▶ [EXERCISE DETAILS]:
Reproduce the data exactly and drop any pictures it holds.

▶ [DATA SUPPLIED]:
>> Start

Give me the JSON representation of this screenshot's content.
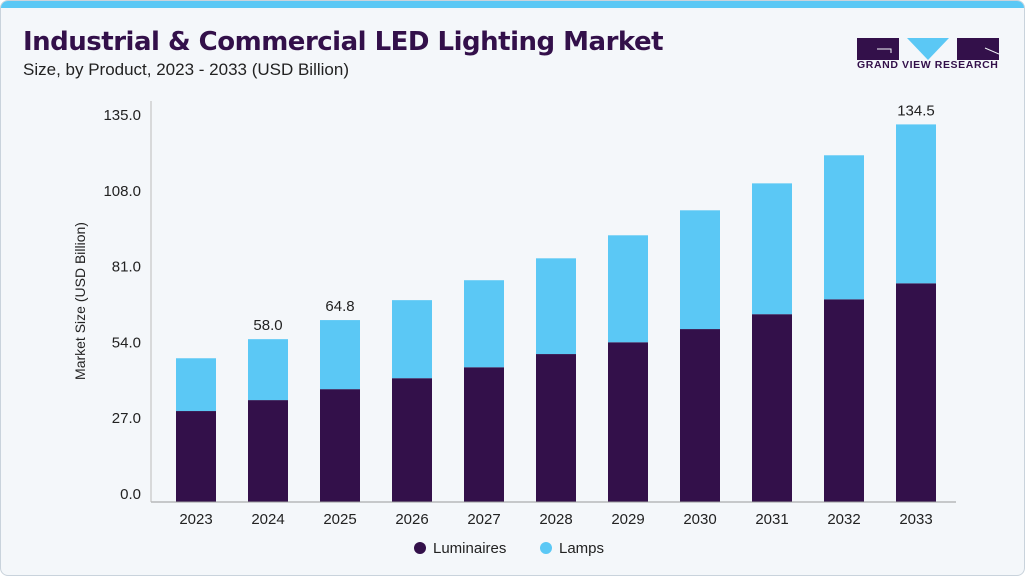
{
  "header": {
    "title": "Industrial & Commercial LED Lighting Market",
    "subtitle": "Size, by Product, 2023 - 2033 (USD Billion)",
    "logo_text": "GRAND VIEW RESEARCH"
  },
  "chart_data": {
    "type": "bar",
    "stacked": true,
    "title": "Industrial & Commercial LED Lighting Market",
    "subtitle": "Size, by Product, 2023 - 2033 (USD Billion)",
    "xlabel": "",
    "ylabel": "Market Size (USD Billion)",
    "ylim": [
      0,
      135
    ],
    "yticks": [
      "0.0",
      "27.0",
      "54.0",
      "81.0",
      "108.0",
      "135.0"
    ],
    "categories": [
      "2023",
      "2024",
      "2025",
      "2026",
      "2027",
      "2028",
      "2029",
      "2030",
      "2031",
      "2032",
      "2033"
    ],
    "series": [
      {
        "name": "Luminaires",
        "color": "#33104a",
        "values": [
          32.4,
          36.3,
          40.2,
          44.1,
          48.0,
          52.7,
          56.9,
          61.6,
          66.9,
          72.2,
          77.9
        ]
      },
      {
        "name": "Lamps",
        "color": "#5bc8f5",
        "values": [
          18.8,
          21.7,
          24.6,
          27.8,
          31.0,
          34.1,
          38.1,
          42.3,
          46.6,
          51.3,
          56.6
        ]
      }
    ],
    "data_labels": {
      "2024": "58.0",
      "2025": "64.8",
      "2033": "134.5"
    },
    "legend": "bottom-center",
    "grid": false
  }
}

>> End

▶ [WRITTEN RESPONSE]:
Give me the JSON representation of this screenshot's content.
{
  "header": {
    "title": "Industrial & Commercial LED Lighting Market",
    "subtitle": "Size, by Product, 2023 - 2033 (USD Billion)",
    "logo_text": "GRAND VIEW RESEARCH"
  },
  "chart_data": {
    "type": "bar",
    "stacked": true,
    "title": "Industrial & Commercial LED Lighting Market",
    "subtitle": "Size, by Product, 2023 - 2033 (USD Billion)",
    "xlabel": "",
    "ylabel": "Market Size (USD Billion)",
    "ylim": [
      0,
      135
    ],
    "yticks": [
      "0.0",
      "27.0",
      "54.0",
      "81.0",
      "108.0",
      "135.0"
    ],
    "categories": [
      "2023",
      "2024",
      "2025",
      "2026",
      "2027",
      "2028",
      "2029",
      "2030",
      "2031",
      "2032",
      "2033"
    ],
    "series": [
      {
        "name": "Luminaires",
        "color": "#33104a",
        "values": [
          32.4,
          36.3,
          40.2,
          44.1,
          48.0,
          52.7,
          56.9,
          61.6,
          66.9,
          72.2,
          77.9
        ]
      },
      {
        "name": "Lamps",
        "color": "#5bc8f5",
        "values": [
          18.8,
          21.7,
          24.6,
          27.8,
          31.0,
          34.1,
          38.1,
          42.3,
          46.6,
          51.3,
          56.6
        ]
      }
    ],
    "data_labels": {
      "2024": "58.0",
      "2025": "64.8",
      "2033": "134.5"
    },
    "legend": "bottom-center",
    "grid": false
  }
}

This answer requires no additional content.